[Data entries]

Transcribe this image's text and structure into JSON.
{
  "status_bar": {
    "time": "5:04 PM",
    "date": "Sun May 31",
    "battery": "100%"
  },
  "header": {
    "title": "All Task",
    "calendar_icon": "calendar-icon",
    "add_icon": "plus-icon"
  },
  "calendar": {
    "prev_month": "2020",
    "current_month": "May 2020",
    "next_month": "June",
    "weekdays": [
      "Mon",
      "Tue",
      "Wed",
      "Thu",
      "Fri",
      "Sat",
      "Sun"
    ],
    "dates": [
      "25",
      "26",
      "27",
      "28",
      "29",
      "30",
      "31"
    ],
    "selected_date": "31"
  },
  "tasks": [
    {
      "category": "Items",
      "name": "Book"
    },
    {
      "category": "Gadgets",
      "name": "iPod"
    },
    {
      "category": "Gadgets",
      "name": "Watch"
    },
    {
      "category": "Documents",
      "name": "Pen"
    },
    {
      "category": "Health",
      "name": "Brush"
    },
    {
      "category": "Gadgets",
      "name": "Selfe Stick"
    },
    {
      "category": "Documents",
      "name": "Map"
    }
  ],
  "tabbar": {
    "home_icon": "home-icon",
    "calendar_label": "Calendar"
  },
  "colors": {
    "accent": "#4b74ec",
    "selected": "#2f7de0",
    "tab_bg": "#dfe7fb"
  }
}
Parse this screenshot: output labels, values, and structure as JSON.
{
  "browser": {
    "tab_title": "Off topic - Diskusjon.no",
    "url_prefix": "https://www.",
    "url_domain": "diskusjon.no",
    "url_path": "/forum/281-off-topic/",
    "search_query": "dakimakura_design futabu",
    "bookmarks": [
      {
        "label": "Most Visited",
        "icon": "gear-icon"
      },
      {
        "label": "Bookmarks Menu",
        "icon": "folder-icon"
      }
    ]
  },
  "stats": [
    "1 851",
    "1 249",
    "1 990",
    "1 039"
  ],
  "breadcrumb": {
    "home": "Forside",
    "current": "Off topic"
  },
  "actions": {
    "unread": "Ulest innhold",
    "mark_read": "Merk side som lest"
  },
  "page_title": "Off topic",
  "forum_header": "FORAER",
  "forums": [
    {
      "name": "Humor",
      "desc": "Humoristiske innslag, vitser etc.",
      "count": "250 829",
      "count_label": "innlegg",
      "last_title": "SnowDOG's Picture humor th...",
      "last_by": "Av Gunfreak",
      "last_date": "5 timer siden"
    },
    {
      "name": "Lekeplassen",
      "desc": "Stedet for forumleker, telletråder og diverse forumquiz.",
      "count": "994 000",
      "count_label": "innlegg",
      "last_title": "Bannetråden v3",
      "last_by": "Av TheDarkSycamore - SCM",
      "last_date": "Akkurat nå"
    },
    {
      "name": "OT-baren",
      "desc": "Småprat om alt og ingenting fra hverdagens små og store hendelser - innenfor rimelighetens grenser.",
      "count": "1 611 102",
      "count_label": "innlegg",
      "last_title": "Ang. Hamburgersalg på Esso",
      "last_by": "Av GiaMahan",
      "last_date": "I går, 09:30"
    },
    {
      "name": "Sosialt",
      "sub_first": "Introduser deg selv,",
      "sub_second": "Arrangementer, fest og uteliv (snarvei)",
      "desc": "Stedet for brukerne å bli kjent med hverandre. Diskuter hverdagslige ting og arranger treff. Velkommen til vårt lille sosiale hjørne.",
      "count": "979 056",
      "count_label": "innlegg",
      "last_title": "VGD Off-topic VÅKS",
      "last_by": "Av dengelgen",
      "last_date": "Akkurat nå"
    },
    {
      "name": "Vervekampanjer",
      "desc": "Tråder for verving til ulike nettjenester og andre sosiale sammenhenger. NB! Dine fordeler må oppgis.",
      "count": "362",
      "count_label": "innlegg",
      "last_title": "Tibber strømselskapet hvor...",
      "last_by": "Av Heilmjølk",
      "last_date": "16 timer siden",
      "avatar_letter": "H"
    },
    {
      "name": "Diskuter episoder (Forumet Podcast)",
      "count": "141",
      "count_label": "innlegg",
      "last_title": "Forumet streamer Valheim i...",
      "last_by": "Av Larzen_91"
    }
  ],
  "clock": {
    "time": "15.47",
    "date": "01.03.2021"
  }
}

### [Given instruction]
Look above for every line with the word "icon" and copy it.

### [Written answer]
    "calendar_icon": "calendar-icon",
    "add_icon": "plus-icon"
    "home_icon": "home-icon",
        "icon": "gear-icon"
        "icon": "folder-icon"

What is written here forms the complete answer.